**PROBLEM TO WORK ON**
Among the records that follow, count the lines with the string "Sandal"; report only that count.

**RECORDS FOR THE TASK**
# # # # # # #
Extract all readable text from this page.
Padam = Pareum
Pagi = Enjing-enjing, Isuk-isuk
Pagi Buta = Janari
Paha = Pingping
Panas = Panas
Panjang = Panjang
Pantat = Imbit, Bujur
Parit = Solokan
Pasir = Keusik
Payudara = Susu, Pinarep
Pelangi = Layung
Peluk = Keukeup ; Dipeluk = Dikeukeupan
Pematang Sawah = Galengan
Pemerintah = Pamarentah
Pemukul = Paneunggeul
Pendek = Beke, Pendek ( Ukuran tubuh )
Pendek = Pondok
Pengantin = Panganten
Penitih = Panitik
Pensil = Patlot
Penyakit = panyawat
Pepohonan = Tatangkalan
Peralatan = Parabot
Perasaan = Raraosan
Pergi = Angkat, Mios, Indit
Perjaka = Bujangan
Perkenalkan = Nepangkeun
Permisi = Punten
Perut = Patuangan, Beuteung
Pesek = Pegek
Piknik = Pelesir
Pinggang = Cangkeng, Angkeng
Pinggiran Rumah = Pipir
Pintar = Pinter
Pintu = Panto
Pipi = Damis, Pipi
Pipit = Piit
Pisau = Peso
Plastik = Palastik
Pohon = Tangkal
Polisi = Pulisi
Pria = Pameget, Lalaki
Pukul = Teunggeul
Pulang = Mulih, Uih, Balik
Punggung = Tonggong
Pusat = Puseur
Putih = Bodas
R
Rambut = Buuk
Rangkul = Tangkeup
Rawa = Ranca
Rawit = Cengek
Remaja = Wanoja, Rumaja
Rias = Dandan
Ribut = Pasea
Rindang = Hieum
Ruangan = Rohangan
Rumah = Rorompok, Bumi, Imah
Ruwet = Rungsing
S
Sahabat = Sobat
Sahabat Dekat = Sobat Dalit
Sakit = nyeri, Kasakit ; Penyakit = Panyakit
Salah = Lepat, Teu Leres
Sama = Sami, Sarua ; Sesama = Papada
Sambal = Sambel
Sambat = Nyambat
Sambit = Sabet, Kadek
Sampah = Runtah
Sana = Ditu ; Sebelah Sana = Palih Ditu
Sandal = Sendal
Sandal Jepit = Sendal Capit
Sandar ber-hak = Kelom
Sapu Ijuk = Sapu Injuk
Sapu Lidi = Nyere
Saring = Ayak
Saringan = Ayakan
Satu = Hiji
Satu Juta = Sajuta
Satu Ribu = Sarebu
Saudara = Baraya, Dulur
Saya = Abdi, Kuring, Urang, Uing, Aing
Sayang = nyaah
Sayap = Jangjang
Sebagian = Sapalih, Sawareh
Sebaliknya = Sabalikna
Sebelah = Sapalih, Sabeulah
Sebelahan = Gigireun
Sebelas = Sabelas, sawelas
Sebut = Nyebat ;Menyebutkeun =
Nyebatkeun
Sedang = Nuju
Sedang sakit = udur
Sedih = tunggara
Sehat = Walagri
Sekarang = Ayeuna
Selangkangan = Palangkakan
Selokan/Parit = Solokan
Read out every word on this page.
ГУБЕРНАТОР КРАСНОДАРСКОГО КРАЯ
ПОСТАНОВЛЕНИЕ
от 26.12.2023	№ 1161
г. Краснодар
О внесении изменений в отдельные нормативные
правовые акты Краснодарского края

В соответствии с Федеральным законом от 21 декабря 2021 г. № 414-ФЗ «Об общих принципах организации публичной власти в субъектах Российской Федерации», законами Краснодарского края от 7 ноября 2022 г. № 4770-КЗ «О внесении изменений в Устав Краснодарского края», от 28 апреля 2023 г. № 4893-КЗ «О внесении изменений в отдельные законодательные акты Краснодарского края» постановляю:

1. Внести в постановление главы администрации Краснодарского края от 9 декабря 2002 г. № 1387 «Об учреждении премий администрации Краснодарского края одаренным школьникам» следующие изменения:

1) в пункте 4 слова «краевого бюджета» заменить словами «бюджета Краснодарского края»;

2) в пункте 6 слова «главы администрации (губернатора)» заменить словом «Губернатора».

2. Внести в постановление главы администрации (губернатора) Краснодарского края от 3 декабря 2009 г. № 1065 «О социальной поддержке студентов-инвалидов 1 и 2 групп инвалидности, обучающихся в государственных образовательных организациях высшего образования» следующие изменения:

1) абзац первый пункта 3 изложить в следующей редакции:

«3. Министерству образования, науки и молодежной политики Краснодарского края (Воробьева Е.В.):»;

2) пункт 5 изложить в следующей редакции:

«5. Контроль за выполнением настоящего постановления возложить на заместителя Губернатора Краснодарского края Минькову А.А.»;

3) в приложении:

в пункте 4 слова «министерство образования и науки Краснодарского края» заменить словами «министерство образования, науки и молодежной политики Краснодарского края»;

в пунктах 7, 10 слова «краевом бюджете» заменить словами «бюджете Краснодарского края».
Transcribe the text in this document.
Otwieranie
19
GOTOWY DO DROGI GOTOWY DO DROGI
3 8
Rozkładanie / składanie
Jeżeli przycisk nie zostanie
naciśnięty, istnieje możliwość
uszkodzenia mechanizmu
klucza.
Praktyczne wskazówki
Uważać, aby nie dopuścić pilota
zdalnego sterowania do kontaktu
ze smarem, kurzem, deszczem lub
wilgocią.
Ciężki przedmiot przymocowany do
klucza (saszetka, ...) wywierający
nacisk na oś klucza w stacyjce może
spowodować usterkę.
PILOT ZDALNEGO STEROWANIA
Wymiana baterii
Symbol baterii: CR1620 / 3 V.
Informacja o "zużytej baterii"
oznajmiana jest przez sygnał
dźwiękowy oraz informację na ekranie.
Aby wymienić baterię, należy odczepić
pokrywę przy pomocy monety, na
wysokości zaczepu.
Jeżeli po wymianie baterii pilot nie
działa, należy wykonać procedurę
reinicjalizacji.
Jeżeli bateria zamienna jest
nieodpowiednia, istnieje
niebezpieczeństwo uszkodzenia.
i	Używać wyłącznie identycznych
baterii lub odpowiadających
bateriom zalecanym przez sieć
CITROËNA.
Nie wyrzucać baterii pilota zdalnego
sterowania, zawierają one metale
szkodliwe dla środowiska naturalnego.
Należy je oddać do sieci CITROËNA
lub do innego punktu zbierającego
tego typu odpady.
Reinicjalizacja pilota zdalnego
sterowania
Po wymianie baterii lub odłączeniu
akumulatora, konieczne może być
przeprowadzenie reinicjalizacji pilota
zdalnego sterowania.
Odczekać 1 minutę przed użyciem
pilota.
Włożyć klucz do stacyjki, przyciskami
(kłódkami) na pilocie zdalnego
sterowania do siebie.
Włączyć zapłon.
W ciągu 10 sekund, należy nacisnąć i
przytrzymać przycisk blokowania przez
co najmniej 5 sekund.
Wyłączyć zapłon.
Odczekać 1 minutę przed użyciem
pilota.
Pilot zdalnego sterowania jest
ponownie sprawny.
# # # # # # #
**THE OUTPUT**
2